## Work to complete
The listing below should be written out exactly; please include all of it.

## Data rows
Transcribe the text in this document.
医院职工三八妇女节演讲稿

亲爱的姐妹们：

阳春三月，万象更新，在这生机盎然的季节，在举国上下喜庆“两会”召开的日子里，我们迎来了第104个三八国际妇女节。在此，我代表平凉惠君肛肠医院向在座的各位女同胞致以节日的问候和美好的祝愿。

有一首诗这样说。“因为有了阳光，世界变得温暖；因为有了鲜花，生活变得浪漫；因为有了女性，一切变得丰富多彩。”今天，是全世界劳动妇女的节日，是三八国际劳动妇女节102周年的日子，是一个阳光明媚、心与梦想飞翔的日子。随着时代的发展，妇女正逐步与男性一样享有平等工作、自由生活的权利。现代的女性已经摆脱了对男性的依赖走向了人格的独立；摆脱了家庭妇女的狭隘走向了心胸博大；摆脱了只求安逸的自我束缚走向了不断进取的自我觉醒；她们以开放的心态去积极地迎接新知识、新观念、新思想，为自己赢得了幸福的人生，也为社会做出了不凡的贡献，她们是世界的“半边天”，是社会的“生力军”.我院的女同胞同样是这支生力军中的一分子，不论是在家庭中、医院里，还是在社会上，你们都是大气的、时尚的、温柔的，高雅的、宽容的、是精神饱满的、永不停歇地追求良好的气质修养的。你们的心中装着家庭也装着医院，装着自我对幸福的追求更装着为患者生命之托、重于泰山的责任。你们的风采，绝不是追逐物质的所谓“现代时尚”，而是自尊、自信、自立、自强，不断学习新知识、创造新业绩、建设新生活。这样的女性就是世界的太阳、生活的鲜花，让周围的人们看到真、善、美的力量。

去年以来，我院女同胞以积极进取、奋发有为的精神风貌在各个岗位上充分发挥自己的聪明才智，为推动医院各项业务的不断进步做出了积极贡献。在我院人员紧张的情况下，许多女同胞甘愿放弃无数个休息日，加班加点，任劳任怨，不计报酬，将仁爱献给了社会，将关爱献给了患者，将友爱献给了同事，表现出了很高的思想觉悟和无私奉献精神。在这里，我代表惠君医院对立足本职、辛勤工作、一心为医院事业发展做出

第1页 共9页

## Written answer
Transcribe the text in this document.
医院职工三八妇女节演讲稿

亲爱的姐妹们：

阳春三月，万象更新，在这生机盎然的季节，在举国上下喜庆“两会”召开的日子里，我们迎来了第104个三八国际妇女节。在此，我代表平凉惠君肛肠医院向在座的各位女同胞致以节日的问候和美好的祝愿。

有一首诗这样说。“因为有了阳光，世界变得温暖；因为有了鲜花，生活变得浪漫；因为有了女性，一切变得丰富多彩。”今天，是全世界劳动妇女的节日，是三八国际劳动妇女节102周年的日子，是一个阳光明媚、心与梦想飞翔的日子。随着时代的发展，妇女正逐步与男性一样享有平等工作、自由生活的权利。现代的女性已经摆脱了对男性的依赖走向了人格的独立；摆脱了家庭妇女的狭隘走向了心胸博大；摆脱了只求安逸的自我束缚走向了不断进取的自我觉醒；她们以开放的心态去积极地迎接新知识、新观念、新思想，为自己赢得了幸福的人生，也为社会做出了不凡的贡献，她们是世界的“半边天”，是社会的“生力军”.我院的女同胞同样是这支生力军中的一分子，不论是在家庭中、医院里，还是在社会上，你们都是大气的、时尚的、温柔的，高雅的、宽容的、是精神饱满的、永不停歇地追求良好的气质修养的。你们的心中装着家庭也装着医院，装着自我对幸福的追求更装着为患者生命之托、重于泰山的责任。你们的风采，绝不是追逐物质的所谓“现代时尚”，而是自尊、自信、自立、自强，不断学习新知识、创造新业绩、建设新生活。这样的女性就是世界的太阳、生活的鲜花，让周围的人们看到真、善、美的力量。

去年以来，我院女同胞以积极进取、奋发有为的精神风貌在各个岗位上充分发挥自己的聪明才智，为推动医院各项业务的不断进步做出了积极贡献。在我院人员紧张的情况下，许多女同胞甘愿放弃无数个休息日，加班加点，任劳任怨，不计报酬，将仁爱献给了社会，将关爱献给了患者，将友爱献给了同事，表现出了很高的思想觉悟和无私奉献精神。在这里，我代表惠君医院对立足本职、辛勤工作、一心为医院事业发展做出

第1页 共9页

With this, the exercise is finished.